- [WRITTEN PROBLEM]: Copy the listing below in full and skip every picture.

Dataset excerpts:
━━━
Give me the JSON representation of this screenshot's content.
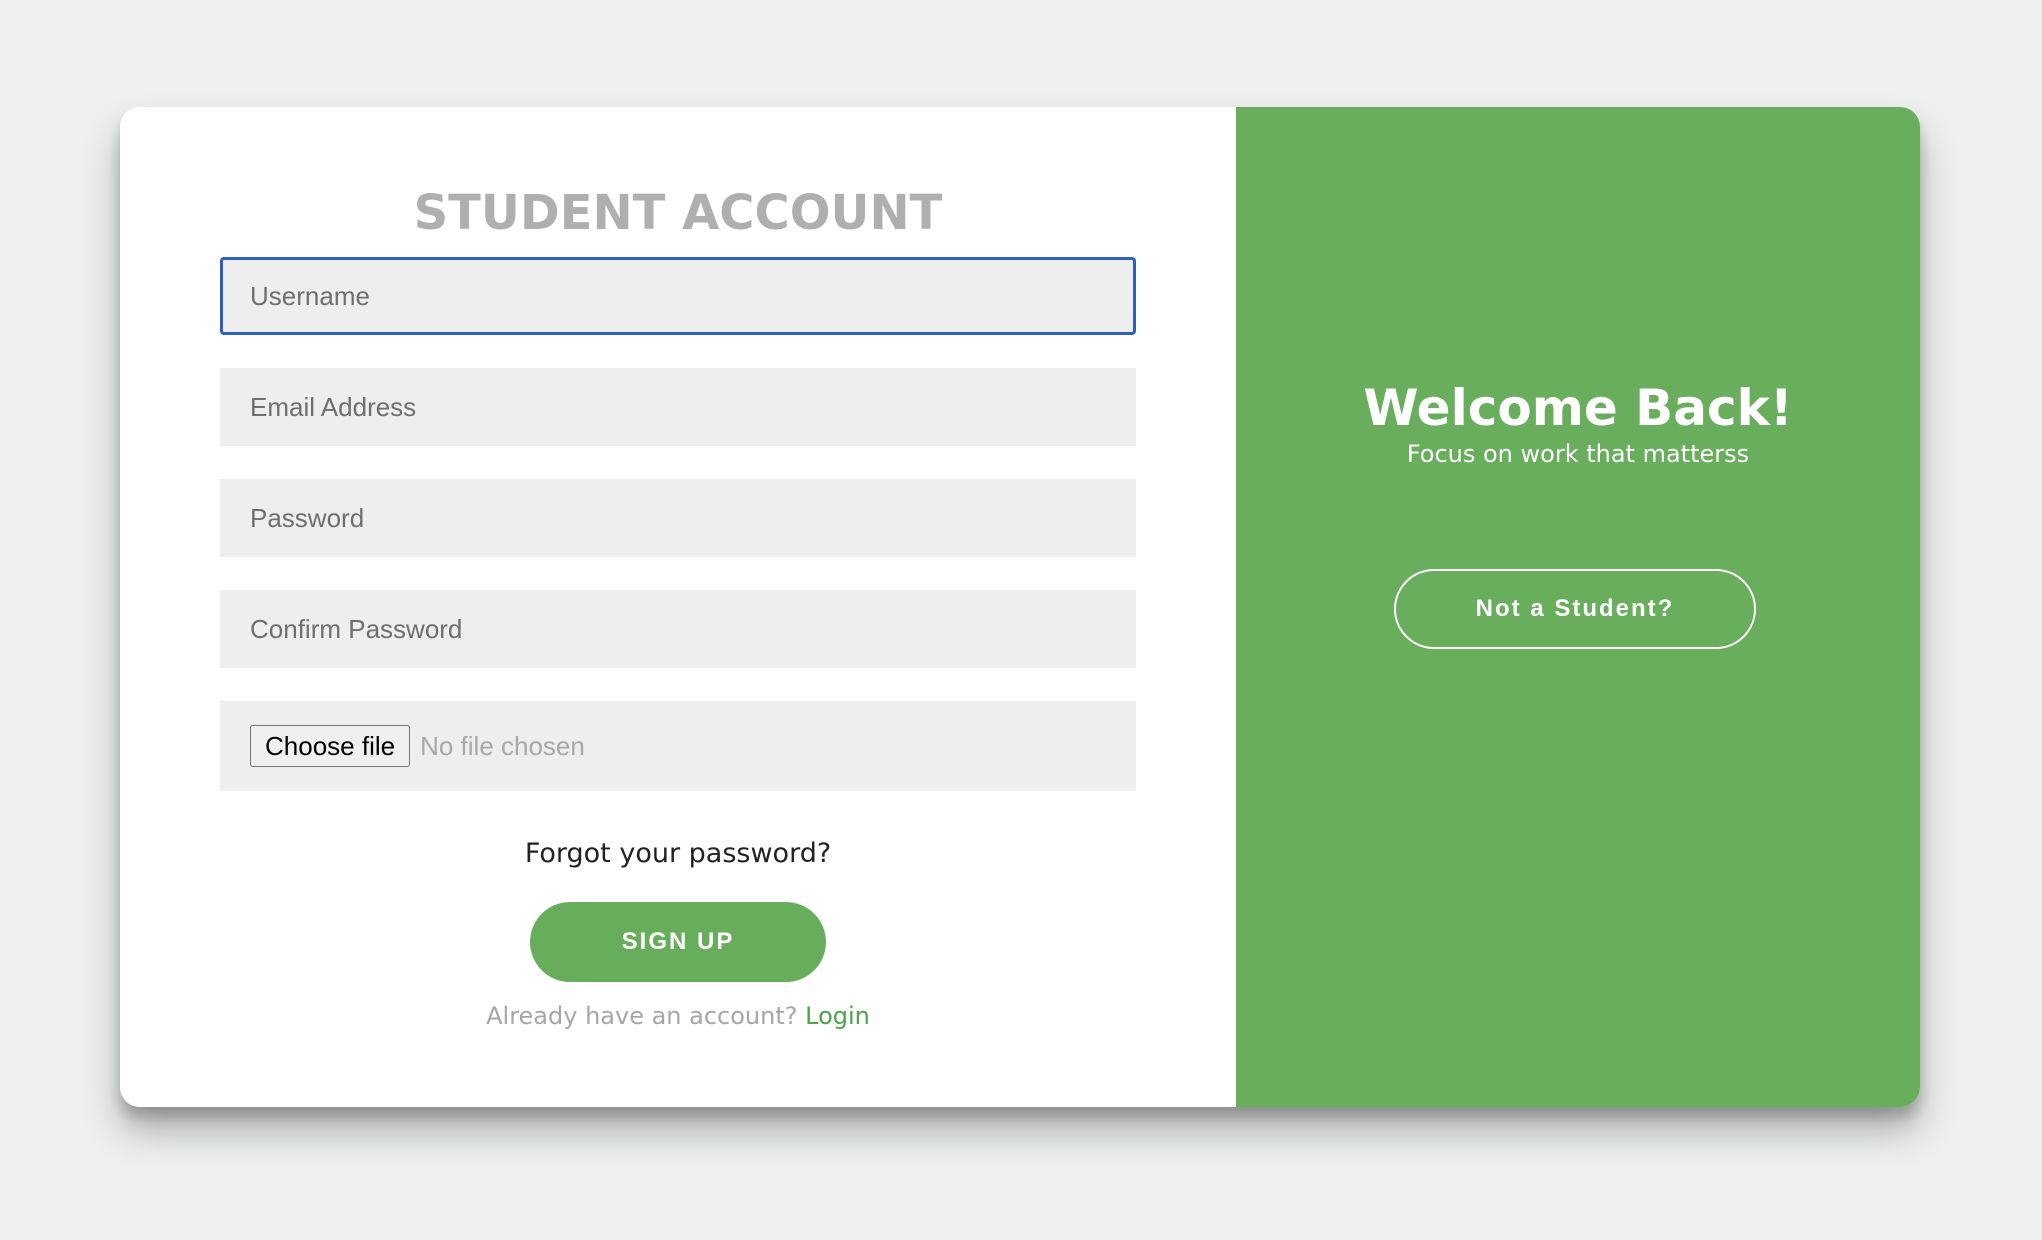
{
  "form": {
    "title": "STUDENT ACCOUNT",
    "username_placeholder": "Username",
    "email_placeholder": "Email Address",
    "password_placeholder": "Password",
    "confirm_password_placeholder": "Confirm Password",
    "file_button_label": "Choose file",
    "file_status": "No file chosen",
    "forgot_password": "Forgot your password?",
    "signup_label": "SIGN UP",
    "have_account_text": "Already have an account?",
    "login_link": "Login"
  },
  "side": {
    "welcome_title": "Welcome Back!",
    "tagline": "Focus on work that matterss",
    "switch_button_label": "Not a Student?"
  },
  "colors": {
    "accent_green": "#68ad5b",
    "focus_border": "#2d5fc2",
    "title_gray": "#afafaf",
    "field_bg": "#eeeeee",
    "page_bg": "#edf0ef"
  }
}
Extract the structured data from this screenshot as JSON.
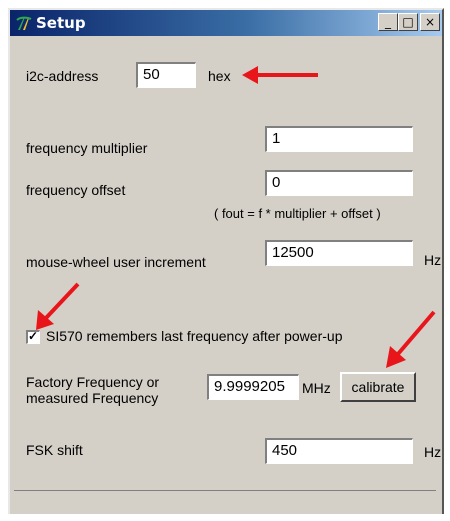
{
  "window": {
    "title": "Setup",
    "minimize": "_",
    "maximize": "□",
    "close": "×"
  },
  "i2c": {
    "label": "i2c-address",
    "value": "50",
    "unit": "hex"
  },
  "multiplier": {
    "label": "frequency multiplier",
    "value": "1"
  },
  "offset": {
    "label": "frequency offset",
    "value": "0"
  },
  "formula": "( fout = f * multiplier + offset )",
  "increment": {
    "label": "mouse-wheel user increment",
    "value": "12500",
    "unit": "Hz"
  },
  "remember": {
    "label": "SI570 remembers last frequency after power-up",
    "checked": "✓"
  },
  "factory": {
    "label_line1": "Factory Frequency  or",
    "label_line2": "measured Frequency",
    "value": "9.9999205",
    "unit": "MHz",
    "button": "calibrate"
  },
  "fsk": {
    "label": "FSK shift",
    "value": "450",
    "unit": "Hz"
  },
  "colors": {
    "arrow": "#e8161b",
    "titlebar": "#0a246a"
  },
  "icons": {
    "app": "tuning-fork-icon",
    "annotation": "red-arrow-icon"
  }
}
━━━
- [CORRECT RESPONSE]:
Give me the JSON representation of this screenshot's content.
{
  "form": {
    "title": "STUDENT ACCOUNT",
    "username_placeholder": "Username",
    "email_placeholder": "Email Address",
    "password_placeholder": "Password",
    "confirm_password_placeholder": "Confirm Password",
    "file_button_label": "Choose file",
    "file_status": "No file chosen",
    "forgot_password": "Forgot your password?",
    "signup_label": "SIGN UP",
    "have_account_text": "Already have an account?",
    "login_link": "Login"
  },
  "side": {
    "welcome_title": "Welcome Back!",
    "tagline": "Focus on work that matterss",
    "switch_button_label": "Not a Student?"
  },
  "colors": {
    "accent_green": "#68ad5b",
    "focus_border": "#2d5fc2",
    "title_gray": "#afafaf",
    "field_bg": "#eeeeee",
    "page_bg": "#edf0ef"
  }
}
Extract the structured data from this screenshot as JSON.
{
  "window": {
    "title": "Setup",
    "minimize": "_",
    "maximize": "□",
    "close": "×"
  },
  "i2c": {
    "label": "i2c-address",
    "value": "50",
    "unit": "hex"
  },
  "multiplier": {
    "label": "frequency multiplier",
    "value": "1"
  },
  "offset": {
    "label": "frequency offset",
    "value": "0"
  },
  "formula": "( fout = f * multiplier + offset )",
  "increment": {
    "label": "mouse-wheel user increment",
    "value": "12500",
    "unit": "Hz"
  },
  "remember": {
    "label": "SI570 remembers last frequency after power-up",
    "checked": "✓"
  },
  "factory": {
    "label_line1": "Factory Frequency  or",
    "label_line2": "measured Frequency",
    "value": "9.9999205",
    "unit": "MHz",
    "button": "calibrate"
  },
  "fsk": {
    "label": "FSK shift",
    "value": "450",
    "unit": "Hz"
  },
  "colors": {
    "arrow": "#e8161b",
    "titlebar": "#0a246a"
  },
  "icons": {
    "app": "tuning-fork-icon",
    "annotation": "red-arrow-icon"
  }
}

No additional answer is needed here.